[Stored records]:

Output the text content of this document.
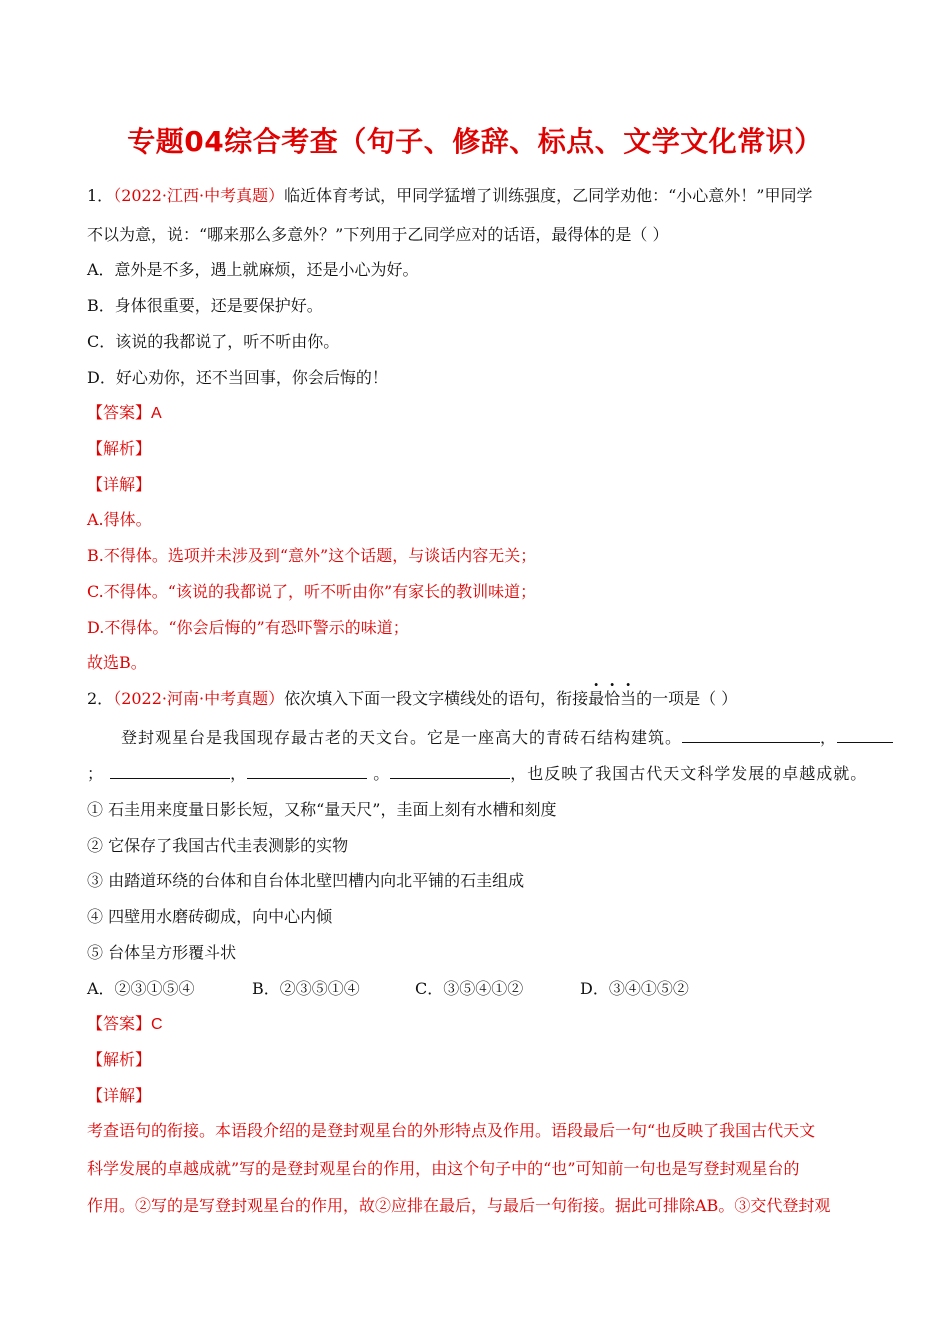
专题04综合考查（句子、修辞、标点、文学文化常识）
1．（2022·江西·中考真题）临近体育考试，甲同学猛增了训练强度，乙同学劝他：“小心意外！”甲同学
不以为意，说：“哪来那么多意外？”下列用于乙同学应对的话语，最得体的是（ ）
A．意外是不多，遇上就麻烦，还是小心为好。
B．身体很重要，还是要保护好。
C．该说的我都说了，听不听由你。
D．好心劝你，还不当回事，你会后悔的！
【答案】A
【解析】
【详解】
A.得体。
B.不得体。选项并未涉及到“意外”这个话题，与谈话内容无关；
C.不得体。“该说的我都说了，听不听由你”有家长的教训味道；
D.不得体。“你会后悔的”有恐吓警示的味道；
故选B。
2．（2022·河南·中考真题）依次填入下面一段文字横线处的语句，衔接最恰当的一项是（ ）
登封观星台是我国现存最古老的天文台。它是一座高大的青砖石结构建筑。	，
；	，	。	，也反映了我国古代天文科学发展的卓越成就。
① 石圭用来度量日影长短，又称“量天尺”，圭面上刻有水槽和刻度
② 它保存了我国古代圭表测影的实物
③ 由踏道环绕的台体和自台体北壁凹槽内向北平铺的石圭组成
④ 四壁用水磨砖砌成，向中心内倾
⑤ 台体呈方形覆斗状
A．②③①⑤④	B．②③⑤①④	C．③⑤④①②	D．③④①⑤②
【答案】C
【解析】
【详解】
考查语句的衔接。本语段介绍的是登封观星台的外形特点及作用。语段最后一句“也反映了我国古代天文
科学发展的卓越成就”写的是登封观星台的作用，由这个句子中的“也”可知前一句也是写登封观星台的
作用。②写的是写登封观星台的作用，故②应排在最后，与最后一句衔接。据此可排除AB。③交代登封观
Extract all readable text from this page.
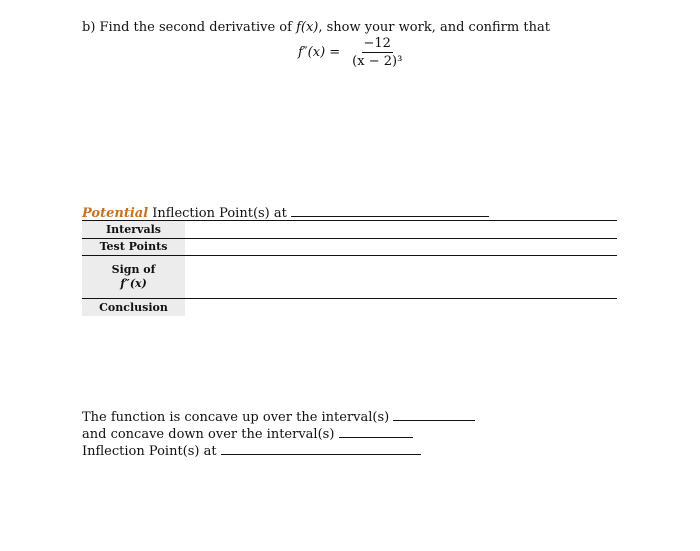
b) Find the second derivative of f(x), show your work, and confirm that
$f''(x) = \frac{-12}{\text{(x − 2)³}}$
Potential Inflection Point(s) at
Intervals
Test Points
Sign of
f″(x)
Conclusion
The function is concave up over the interval(s)
and concave down over the interval(s)
Inflection Point(s) at
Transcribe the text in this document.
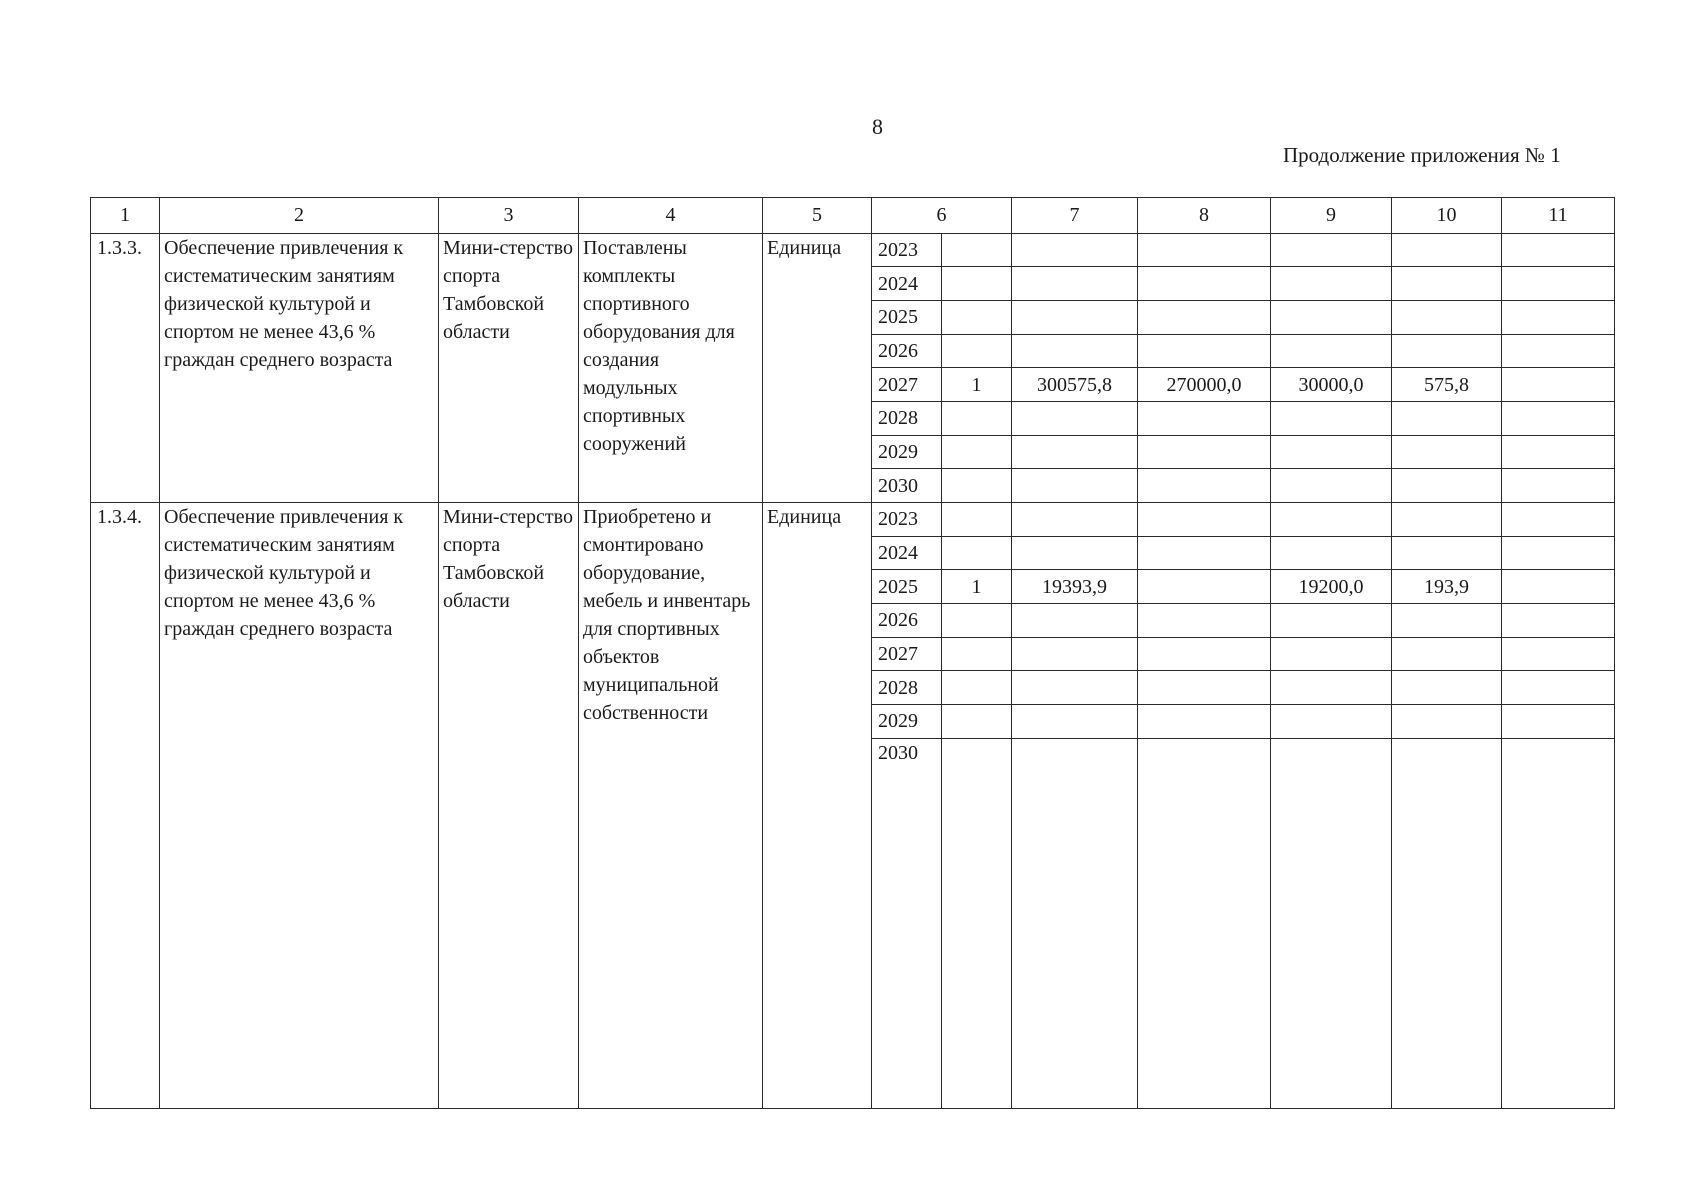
8
Продолжение приложения № 1
1	2	3	4	5	6		7	8	9	10	11
1.3.3.	Обеспечение привлечения к систематическим занятиям физической культурой и спортом не менее 43,6 % граждан среднего возраста	Мини-стерство спорта Тамбовской области	Поставлены комплекты спортивного оборудования для создания модульных спортивных сооружений	Единица	2023						
					2024						
					2025						
					2026						
					2027	1	300575,8	270000,0	30000,0	575,8	
					2028						
					2029						
					2030						
1.3.4.	Обеспечение привлечения к систематическим занятиям физической культурой и спортом не менее 43,6 % граждан среднего возраста	Мини-стерство спорта Тамбовской области	Приобретено и смонтировано оборудование, мебель и инвентарь для спортивных объектов муниципальной собственности	Единица	2023						
					2024						
					2025	1	19393,9		19200,0	193,9	
					2026						
					2027						
					2028						
					2029						
					2030						
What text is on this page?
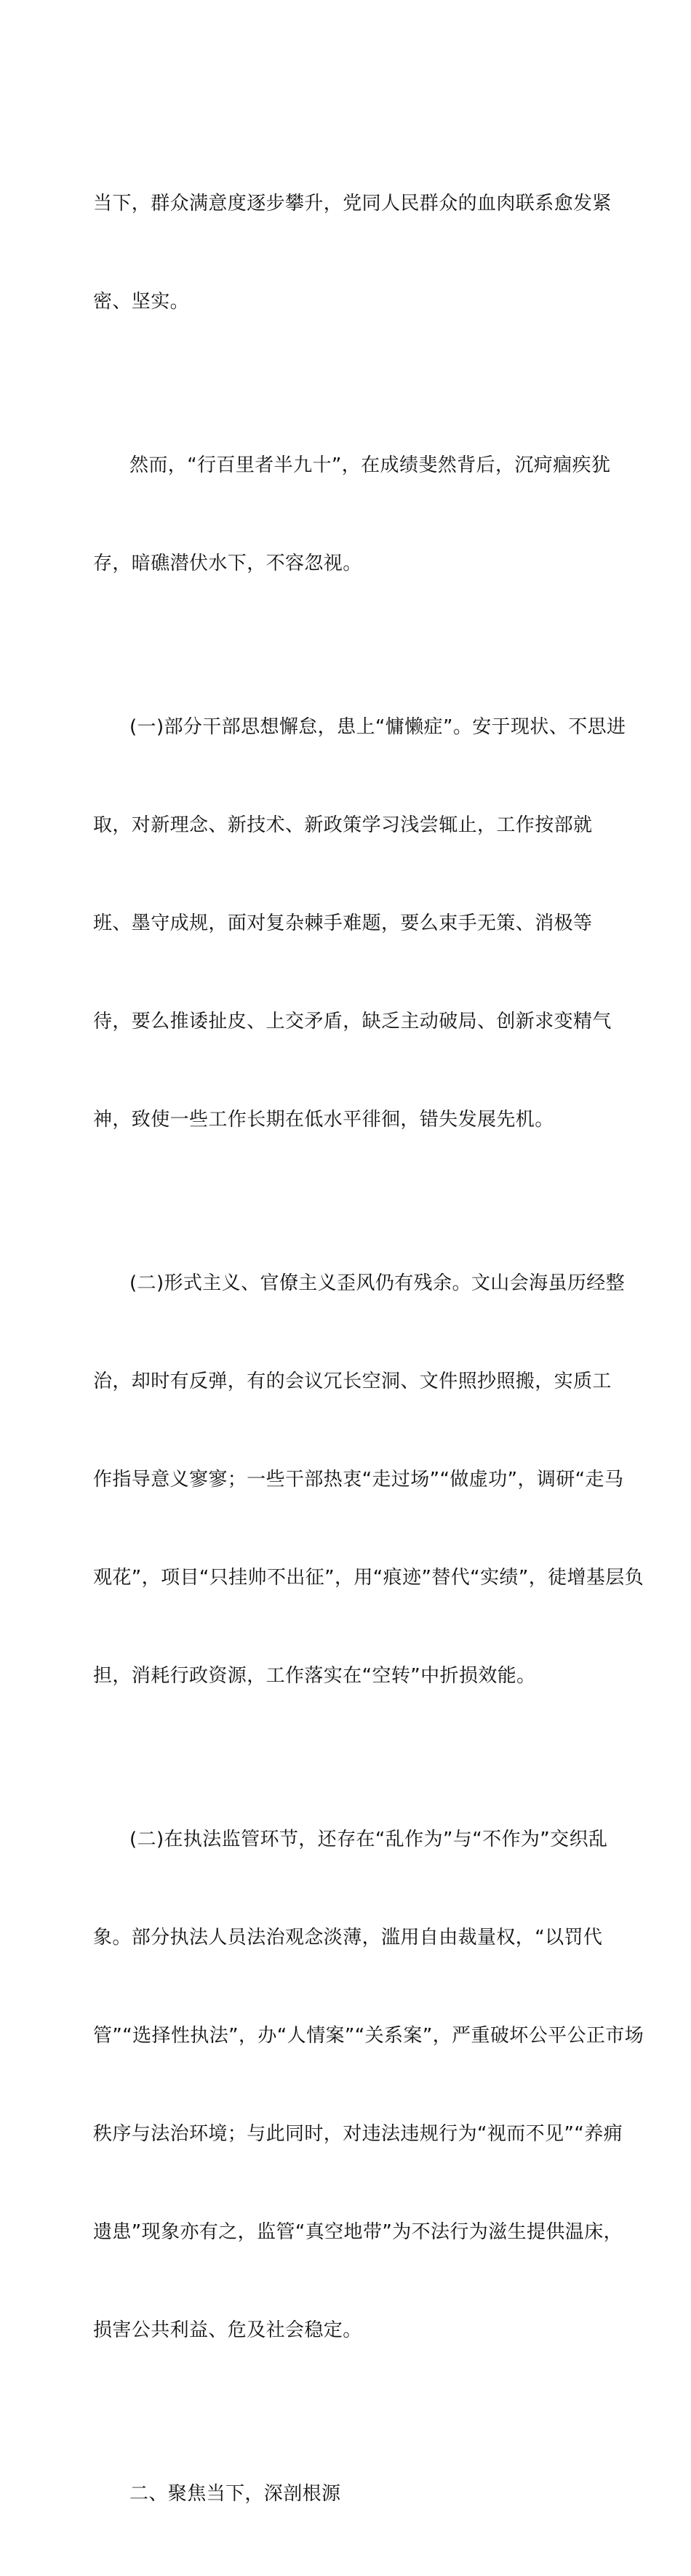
当下，群众满意度逐步攀升，党同人民群众的血肉联系愈发紧

密、坚实。

然而，“行百里者半九十”，在成绩斐然背后，沉疴痼疾犹

存，暗礁潜伏水下，不容忽视。

(一)部分干部思想懈怠，患上“慵懒症”。安于现状、不思进

取，对新理念、新技术、新政策学习浅尝辄止，工作按部就

班、墨守成规，面对复杂棘手难题，要么束手无策、消极等

待，要么推诿扯皮、上交矛盾，缺乏主动破局、创新求变精气

神，致使一些工作长期在低水平徘徊，错失发展先机。

(二)形式主义、官僚主义歪风仍有残余。文山会海虽历经整

治，却时有反弹，有的会议冗长空洞、文件照抄照搬，实质工

作指导意义寥寥；一些干部热衷“走过场”“做虚功”，调研“走马

观花”，项目“只挂帅不出征”，用“痕迹”替代“实绩”，徒增基层负

担，消耗行政资源，工作落实在“空转”中折损效能。

(二)在执法监管环节，还存在“乱作为”与“不作为”交织乱

象。部分执法人员法治观念淡薄，滥用自由裁量权，“以罚代

管”“选择性执法”，办“人情案”“关系案”，严重破坏公平公正市场

秩序与法治环境；与此同时，对违法违规行为“视而不见”“养痈

遗患”现象亦有之，监管“真空地带”为不法行为滋生提供温床，

损害公共利益、危及社会稳定。

二、聚焦当下，深剖根源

[DO THIS]: Repeat nothing but the lines from the one containing "What text is on this page?" through the end of the entries, exactly, and skip the pictures.

[EXERCISE RESULT]:
What text is on this page?
当下，群众满意度逐步攀升，党同人民群众的血肉联系愈发紧

密、坚实。

然而，“行百里者半九十”，在成绩斐然背后，沉疴痼疾犹

存，暗礁潜伏水下，不容忽视。

(一)部分干部思想懈怠，患上“慵懒症”。安于现状、不思进

取，对新理念、新技术、新政策学习浅尝辄止，工作按部就

班、墨守成规，面对复杂棘手难题，要么束手无策、消极等

待，要么推诿扯皮、上交矛盾，缺乏主动破局、创新求变精气

神，致使一些工作长期在低水平徘徊，错失发展先机。

(二)形式主义、官僚主义歪风仍有残余。文山会海虽历经整

治，却时有反弹，有的会议冗长空洞、文件照抄照搬，实质工

作指导意义寥寥；一些干部热衷“走过场”“做虚功”，调研“走马

观花”，项目“只挂帅不出征”，用“痕迹”替代“实绩”，徒增基层负

担，消耗行政资源，工作落实在“空转”中折损效能。

(二)在执法监管环节，还存在“乱作为”与“不作为”交织乱

象。部分执法人员法治观念淡薄，滥用自由裁量权，“以罚代

管”“选择性执法”，办“人情案”“关系案”，严重破坏公平公正市场

秩序与法治环境；与此同时，对违法违规行为“视而不见”“养痈

遗患”现象亦有之，监管“真空地带”为不法行为滋生提供温床，

损害公共利益、危及社会稳定。

二、聚焦当下，深剖根源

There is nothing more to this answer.